EXERCISE – Give only the number of lines in the records that include the string "friends".

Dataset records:
------------------------------------
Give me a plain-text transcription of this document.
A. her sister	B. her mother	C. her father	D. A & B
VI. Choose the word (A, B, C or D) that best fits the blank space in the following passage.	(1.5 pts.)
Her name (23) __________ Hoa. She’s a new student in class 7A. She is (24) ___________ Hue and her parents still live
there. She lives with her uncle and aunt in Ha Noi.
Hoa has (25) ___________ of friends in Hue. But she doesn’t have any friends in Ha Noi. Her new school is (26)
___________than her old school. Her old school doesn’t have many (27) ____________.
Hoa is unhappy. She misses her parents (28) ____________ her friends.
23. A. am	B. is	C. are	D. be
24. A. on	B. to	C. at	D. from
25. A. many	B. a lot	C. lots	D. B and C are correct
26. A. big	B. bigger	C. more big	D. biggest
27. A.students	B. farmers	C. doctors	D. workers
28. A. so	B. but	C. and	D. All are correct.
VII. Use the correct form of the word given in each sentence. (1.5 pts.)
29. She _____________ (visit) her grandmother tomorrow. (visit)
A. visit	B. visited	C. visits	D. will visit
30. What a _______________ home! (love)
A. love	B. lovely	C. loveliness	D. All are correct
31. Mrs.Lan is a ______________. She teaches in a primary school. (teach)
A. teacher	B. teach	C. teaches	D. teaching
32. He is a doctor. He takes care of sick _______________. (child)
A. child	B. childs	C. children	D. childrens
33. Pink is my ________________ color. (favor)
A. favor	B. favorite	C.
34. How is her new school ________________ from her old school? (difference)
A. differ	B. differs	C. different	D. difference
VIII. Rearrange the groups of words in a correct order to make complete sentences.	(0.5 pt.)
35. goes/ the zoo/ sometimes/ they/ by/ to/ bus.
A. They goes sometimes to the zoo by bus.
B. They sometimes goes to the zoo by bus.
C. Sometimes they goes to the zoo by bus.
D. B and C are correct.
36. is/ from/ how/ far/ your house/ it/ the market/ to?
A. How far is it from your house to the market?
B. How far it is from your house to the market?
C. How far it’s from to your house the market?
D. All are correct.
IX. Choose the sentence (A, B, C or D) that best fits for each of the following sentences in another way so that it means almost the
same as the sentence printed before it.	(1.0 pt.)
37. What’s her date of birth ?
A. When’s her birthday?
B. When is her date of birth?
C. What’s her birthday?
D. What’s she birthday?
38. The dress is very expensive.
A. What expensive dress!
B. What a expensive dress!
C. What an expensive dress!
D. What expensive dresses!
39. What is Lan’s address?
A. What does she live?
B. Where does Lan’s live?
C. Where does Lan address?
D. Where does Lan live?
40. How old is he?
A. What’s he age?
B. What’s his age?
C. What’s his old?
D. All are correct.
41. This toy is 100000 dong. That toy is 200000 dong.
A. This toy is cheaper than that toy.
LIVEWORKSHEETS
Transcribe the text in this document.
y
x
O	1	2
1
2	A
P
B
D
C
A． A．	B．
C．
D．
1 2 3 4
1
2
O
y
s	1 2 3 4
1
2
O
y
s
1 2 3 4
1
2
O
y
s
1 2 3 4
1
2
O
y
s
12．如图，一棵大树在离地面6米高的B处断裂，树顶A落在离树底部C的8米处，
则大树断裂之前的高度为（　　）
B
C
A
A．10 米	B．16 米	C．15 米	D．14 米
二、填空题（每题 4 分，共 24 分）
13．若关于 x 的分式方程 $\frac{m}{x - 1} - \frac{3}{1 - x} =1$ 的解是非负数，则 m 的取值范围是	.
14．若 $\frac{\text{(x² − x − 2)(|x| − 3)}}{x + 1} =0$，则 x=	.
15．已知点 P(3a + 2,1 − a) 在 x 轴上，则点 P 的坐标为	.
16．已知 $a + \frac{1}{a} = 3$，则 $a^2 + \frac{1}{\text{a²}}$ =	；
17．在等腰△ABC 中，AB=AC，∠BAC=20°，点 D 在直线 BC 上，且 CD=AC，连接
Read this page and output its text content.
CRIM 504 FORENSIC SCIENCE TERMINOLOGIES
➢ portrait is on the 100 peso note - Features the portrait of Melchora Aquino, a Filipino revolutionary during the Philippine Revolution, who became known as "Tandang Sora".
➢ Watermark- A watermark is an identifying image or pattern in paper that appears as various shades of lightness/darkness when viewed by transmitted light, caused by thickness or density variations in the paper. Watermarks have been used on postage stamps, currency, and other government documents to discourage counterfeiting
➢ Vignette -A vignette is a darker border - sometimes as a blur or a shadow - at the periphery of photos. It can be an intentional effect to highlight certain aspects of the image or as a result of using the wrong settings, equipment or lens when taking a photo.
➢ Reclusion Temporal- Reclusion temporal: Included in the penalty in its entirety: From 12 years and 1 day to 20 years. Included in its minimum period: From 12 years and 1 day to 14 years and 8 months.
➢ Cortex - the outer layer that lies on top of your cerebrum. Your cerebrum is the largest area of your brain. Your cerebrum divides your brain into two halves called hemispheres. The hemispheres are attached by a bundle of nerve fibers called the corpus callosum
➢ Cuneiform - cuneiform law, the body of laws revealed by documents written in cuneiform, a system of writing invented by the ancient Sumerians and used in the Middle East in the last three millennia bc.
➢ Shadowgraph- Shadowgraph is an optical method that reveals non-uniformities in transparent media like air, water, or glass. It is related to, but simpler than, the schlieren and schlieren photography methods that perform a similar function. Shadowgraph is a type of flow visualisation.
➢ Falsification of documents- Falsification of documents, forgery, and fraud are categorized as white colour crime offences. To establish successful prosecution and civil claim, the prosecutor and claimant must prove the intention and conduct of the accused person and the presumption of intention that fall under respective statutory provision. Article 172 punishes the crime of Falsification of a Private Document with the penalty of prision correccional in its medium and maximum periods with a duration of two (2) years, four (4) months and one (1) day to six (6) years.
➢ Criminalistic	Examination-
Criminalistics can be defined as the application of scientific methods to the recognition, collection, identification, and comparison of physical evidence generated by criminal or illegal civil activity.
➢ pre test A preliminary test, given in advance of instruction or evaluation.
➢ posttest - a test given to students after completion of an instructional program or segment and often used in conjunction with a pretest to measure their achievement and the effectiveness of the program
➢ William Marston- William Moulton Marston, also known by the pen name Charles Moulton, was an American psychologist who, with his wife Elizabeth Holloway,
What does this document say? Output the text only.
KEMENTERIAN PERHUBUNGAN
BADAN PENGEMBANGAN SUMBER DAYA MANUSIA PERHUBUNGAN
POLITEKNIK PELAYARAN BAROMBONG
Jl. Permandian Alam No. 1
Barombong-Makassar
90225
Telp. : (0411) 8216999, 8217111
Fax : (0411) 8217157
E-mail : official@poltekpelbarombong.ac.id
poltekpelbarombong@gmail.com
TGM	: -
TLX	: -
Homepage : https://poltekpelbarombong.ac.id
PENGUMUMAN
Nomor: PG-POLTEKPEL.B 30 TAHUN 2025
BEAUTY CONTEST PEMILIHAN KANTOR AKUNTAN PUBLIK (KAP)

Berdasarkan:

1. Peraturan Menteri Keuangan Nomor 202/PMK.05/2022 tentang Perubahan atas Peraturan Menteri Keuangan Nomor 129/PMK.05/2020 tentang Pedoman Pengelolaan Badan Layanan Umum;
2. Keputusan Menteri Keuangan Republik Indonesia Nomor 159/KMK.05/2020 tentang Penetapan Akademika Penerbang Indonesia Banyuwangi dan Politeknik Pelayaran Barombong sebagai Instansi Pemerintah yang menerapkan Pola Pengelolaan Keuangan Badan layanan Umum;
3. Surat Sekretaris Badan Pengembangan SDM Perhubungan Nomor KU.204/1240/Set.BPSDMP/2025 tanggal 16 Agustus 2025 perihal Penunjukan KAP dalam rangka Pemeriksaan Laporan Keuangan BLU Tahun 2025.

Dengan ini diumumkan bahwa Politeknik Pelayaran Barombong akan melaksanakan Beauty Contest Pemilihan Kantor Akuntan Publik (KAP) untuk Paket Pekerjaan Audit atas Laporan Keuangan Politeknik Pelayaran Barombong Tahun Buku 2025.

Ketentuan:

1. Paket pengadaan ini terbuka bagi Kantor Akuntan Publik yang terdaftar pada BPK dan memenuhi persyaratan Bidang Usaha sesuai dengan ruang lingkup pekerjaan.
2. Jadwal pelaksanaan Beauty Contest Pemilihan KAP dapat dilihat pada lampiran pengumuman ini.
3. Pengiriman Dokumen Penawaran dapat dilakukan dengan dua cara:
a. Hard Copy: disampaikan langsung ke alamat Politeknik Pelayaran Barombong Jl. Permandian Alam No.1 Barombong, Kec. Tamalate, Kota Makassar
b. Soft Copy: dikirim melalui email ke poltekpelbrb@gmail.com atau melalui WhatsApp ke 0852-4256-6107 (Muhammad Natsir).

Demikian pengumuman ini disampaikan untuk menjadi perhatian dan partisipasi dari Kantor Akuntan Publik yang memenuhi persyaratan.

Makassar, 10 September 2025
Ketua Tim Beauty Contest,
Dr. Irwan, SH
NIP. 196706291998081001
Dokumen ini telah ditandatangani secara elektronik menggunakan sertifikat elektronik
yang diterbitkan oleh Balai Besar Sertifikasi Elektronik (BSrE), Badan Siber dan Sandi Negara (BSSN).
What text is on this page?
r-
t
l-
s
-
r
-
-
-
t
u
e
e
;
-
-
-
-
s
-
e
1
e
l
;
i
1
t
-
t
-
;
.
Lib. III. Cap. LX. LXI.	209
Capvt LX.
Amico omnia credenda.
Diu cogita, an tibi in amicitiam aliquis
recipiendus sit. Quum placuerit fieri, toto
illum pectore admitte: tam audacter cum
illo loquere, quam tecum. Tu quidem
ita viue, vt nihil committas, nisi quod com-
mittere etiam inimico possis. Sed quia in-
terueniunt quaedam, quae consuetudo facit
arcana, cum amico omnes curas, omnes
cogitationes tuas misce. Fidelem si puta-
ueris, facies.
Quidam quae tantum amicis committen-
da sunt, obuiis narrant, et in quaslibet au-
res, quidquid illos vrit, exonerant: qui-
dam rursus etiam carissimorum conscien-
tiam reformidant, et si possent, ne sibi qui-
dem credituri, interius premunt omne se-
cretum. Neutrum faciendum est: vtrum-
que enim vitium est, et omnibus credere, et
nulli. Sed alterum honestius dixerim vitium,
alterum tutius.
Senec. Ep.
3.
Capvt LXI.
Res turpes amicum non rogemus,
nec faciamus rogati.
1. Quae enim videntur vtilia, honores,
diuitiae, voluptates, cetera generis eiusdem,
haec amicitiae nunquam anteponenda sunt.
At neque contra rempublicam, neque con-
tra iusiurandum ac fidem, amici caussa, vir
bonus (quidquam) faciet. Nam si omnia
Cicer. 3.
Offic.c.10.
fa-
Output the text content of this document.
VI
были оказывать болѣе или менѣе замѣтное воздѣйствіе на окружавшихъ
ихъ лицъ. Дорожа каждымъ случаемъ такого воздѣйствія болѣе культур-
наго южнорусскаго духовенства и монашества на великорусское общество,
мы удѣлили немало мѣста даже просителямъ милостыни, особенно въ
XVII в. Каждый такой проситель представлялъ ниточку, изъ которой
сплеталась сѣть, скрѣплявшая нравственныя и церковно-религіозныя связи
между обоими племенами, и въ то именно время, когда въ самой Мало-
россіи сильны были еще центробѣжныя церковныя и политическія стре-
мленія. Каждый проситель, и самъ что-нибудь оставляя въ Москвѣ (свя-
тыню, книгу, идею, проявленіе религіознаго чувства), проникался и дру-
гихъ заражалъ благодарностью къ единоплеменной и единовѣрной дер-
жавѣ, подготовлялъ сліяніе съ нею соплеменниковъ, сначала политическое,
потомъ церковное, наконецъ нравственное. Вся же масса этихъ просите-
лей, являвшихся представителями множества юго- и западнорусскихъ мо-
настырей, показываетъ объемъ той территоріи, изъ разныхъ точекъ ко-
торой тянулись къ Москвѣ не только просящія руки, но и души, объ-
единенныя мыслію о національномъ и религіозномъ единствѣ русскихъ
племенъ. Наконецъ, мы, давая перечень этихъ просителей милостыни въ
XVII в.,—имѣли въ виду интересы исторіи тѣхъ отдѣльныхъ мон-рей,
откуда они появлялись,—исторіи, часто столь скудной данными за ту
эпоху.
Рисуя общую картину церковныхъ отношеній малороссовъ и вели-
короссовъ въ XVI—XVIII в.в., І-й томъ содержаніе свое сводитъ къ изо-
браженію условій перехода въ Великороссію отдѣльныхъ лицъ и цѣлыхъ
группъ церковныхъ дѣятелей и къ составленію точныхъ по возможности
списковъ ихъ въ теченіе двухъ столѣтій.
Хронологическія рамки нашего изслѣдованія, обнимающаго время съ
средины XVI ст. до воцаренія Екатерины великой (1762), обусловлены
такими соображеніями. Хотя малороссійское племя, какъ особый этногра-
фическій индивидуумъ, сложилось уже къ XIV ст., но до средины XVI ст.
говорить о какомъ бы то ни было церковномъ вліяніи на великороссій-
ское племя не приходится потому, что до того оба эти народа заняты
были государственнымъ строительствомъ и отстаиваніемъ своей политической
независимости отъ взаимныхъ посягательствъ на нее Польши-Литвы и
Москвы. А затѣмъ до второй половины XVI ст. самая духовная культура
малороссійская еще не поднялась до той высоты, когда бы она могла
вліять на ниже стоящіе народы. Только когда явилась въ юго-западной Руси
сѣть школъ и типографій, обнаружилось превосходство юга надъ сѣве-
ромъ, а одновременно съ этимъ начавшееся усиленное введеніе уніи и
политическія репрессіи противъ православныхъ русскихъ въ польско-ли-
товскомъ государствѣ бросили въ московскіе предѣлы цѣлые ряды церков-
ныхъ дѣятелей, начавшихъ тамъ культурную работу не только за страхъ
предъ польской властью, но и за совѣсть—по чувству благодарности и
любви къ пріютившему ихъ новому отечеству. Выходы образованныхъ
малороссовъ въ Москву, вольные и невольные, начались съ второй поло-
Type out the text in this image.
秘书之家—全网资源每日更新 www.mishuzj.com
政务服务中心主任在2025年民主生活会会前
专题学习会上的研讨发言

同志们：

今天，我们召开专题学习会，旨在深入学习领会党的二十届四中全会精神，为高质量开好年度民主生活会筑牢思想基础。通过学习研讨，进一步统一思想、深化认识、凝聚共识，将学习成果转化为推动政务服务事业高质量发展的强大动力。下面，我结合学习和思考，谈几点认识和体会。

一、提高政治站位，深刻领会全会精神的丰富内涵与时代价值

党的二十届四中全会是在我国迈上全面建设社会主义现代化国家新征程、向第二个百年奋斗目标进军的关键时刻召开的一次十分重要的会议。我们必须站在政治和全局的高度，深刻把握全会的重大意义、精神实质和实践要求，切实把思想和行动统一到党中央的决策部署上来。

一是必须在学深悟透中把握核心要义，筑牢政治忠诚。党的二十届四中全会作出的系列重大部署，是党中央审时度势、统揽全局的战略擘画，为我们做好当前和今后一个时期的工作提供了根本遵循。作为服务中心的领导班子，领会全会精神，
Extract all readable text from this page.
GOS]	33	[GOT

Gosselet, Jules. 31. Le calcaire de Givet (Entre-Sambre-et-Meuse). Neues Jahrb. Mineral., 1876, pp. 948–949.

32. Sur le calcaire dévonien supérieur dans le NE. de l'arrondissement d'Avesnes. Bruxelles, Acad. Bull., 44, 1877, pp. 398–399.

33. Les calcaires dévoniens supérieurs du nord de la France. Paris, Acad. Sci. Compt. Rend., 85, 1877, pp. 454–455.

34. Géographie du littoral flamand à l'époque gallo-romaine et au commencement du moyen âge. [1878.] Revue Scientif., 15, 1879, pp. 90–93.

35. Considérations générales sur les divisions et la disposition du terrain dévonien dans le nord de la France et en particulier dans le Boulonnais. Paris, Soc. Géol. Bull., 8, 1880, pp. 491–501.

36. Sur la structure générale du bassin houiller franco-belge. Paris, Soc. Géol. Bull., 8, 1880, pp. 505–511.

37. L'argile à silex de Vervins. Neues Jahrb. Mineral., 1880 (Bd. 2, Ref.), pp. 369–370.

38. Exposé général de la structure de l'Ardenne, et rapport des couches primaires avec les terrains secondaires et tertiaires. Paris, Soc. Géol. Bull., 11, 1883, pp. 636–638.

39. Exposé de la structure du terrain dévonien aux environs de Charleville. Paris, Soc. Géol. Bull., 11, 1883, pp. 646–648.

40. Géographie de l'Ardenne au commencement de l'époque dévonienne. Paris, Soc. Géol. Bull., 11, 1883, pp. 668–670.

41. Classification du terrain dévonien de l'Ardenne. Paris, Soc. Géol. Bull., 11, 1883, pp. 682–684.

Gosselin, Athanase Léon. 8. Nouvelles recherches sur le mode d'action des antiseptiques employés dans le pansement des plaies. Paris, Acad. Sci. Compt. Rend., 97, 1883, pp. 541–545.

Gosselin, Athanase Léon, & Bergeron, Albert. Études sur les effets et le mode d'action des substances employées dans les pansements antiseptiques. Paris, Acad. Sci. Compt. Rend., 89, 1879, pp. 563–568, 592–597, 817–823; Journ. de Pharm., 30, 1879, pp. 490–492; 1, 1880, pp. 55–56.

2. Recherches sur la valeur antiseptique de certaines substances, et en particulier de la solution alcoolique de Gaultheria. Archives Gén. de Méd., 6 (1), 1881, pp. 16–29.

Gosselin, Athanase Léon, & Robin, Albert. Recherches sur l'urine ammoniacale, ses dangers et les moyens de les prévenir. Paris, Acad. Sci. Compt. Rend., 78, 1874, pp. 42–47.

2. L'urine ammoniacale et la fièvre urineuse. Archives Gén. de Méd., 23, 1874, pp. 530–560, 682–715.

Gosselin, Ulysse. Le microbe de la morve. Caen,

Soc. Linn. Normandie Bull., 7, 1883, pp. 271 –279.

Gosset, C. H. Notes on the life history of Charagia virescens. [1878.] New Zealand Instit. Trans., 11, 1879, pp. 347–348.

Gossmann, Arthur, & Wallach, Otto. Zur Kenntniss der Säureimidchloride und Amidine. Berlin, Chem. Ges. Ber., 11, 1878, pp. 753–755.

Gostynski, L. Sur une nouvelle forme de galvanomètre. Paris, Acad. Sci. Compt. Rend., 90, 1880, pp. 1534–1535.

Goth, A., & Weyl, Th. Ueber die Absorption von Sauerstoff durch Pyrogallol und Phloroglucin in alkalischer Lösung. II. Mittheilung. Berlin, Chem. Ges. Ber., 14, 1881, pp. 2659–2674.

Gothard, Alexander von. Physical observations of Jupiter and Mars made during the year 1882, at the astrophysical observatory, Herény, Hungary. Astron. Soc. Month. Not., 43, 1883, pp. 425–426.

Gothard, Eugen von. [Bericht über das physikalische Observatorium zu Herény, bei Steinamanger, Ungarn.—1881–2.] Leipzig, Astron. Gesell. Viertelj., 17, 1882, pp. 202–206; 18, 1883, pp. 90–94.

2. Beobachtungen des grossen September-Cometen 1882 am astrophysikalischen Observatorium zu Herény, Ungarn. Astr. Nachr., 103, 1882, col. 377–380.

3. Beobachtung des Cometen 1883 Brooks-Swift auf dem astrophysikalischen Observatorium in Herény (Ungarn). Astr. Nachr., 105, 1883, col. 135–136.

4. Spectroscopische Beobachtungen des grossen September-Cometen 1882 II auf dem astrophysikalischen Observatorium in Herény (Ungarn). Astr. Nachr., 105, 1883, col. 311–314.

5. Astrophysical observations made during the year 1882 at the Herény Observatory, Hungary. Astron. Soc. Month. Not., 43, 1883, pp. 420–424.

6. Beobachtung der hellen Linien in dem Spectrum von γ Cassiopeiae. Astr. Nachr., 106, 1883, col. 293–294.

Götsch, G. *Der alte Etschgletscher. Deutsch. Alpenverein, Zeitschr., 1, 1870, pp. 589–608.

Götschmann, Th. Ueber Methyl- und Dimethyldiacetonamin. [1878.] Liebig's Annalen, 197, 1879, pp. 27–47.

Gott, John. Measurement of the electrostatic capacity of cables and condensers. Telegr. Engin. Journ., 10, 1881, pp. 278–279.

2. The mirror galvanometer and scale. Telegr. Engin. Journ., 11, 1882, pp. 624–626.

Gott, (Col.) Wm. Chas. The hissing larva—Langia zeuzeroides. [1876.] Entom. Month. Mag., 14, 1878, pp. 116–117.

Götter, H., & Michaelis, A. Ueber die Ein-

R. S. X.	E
------------------------------------
FINAL RESULT – 2